** Start DATA SHOWN **

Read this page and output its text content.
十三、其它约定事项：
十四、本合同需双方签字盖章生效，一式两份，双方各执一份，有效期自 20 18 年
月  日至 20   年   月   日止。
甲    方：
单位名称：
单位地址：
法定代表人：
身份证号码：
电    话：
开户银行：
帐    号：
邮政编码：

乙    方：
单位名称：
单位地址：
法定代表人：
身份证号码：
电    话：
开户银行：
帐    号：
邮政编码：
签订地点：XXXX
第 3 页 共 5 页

** End DATA SHOWN **
** Start DATA SHOWN **

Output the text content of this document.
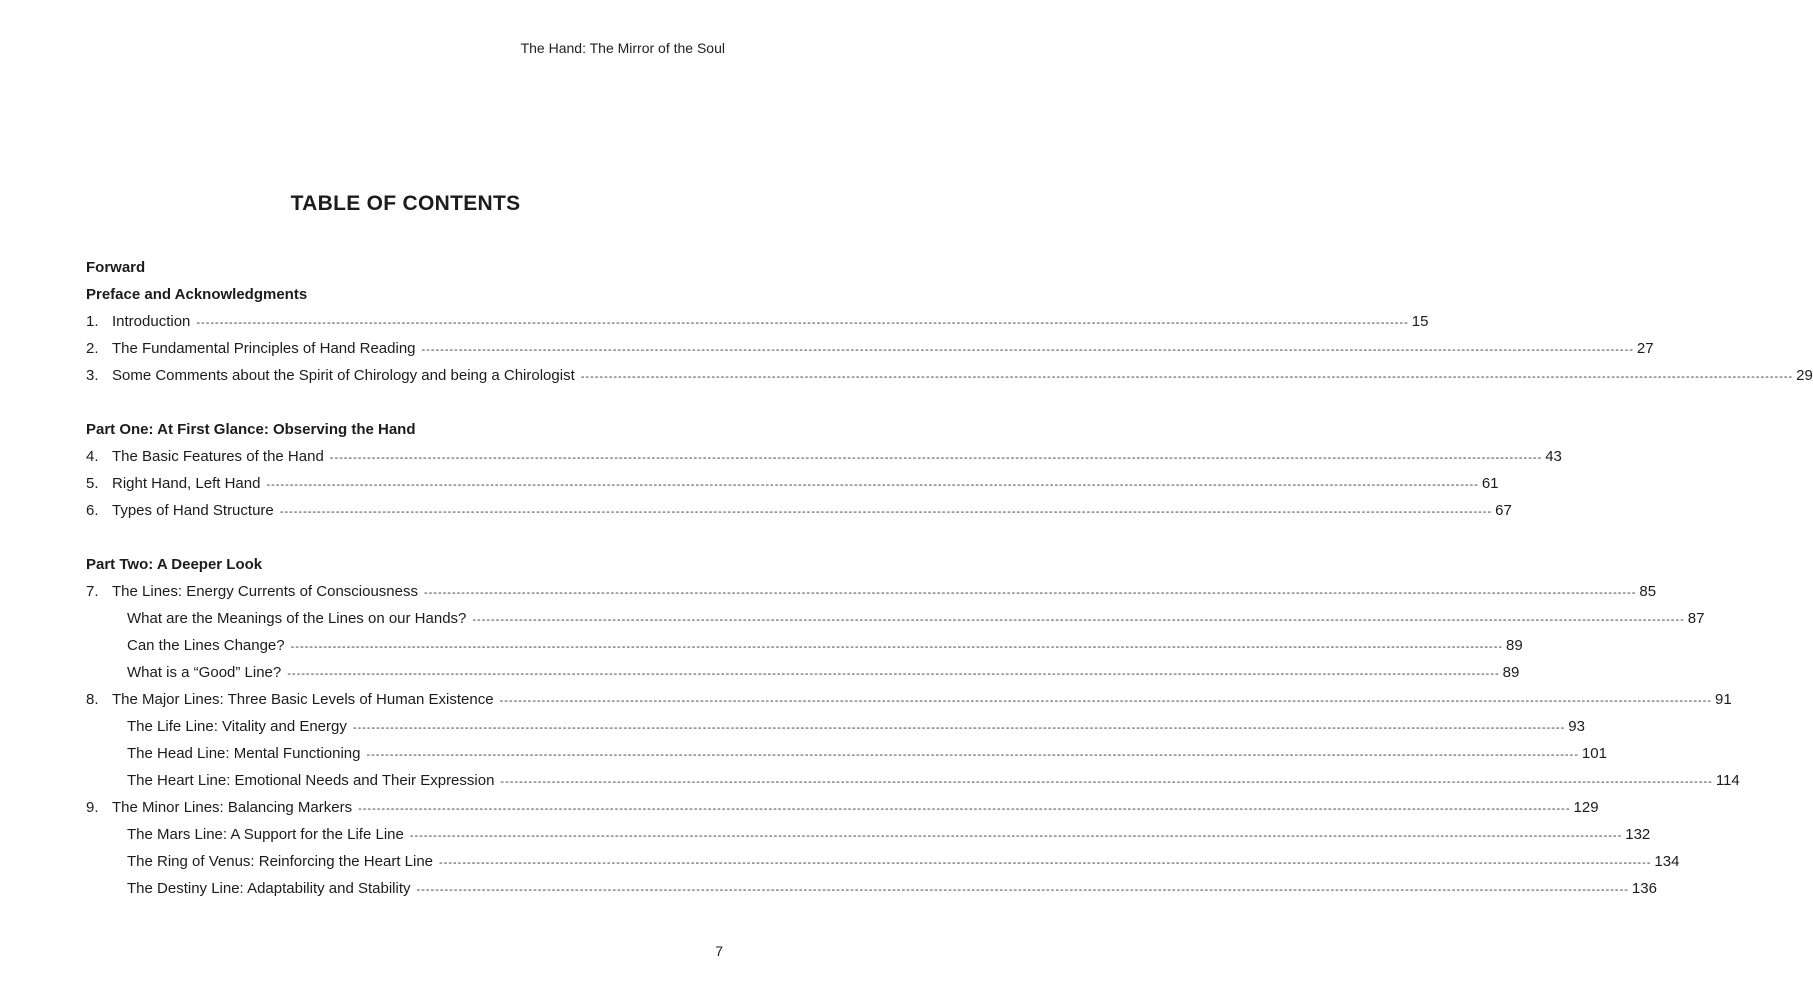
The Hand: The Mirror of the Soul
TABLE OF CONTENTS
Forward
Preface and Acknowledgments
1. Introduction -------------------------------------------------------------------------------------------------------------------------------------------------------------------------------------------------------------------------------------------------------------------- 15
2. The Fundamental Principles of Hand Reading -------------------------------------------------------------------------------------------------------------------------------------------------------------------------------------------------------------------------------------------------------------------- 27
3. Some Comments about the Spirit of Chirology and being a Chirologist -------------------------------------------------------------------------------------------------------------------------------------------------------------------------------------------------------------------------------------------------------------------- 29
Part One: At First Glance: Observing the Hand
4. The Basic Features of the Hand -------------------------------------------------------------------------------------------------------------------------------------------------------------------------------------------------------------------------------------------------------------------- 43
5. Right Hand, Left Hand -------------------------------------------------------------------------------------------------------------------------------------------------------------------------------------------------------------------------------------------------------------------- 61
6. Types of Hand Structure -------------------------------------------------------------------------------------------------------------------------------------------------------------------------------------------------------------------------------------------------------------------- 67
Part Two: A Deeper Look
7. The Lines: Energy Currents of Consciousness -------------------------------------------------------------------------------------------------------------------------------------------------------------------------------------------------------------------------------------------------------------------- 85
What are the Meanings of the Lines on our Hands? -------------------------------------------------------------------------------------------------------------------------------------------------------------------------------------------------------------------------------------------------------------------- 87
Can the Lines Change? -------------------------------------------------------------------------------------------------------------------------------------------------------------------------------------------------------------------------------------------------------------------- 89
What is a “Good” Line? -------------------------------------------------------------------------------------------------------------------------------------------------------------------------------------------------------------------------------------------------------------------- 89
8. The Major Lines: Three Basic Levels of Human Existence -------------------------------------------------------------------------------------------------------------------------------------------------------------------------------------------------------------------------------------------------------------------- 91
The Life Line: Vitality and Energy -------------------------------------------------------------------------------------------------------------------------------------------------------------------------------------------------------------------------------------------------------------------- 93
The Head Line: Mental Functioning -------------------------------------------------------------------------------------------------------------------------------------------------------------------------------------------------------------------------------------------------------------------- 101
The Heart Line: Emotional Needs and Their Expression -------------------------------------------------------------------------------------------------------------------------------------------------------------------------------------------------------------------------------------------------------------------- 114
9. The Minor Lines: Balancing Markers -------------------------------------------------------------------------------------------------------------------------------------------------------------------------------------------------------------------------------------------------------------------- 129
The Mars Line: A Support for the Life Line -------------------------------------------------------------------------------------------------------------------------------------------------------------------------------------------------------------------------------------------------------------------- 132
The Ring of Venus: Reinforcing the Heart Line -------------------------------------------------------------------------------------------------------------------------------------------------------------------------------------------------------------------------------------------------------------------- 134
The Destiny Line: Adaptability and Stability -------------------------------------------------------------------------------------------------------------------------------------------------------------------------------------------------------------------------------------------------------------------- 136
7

** End DATA SHOWN **

**WHAT NEEDS TO BE DONE**
Find the lines above that include the string "text" and copy them.

**OUTPUT**
Read this page and output its text content.
Output the text content of this document.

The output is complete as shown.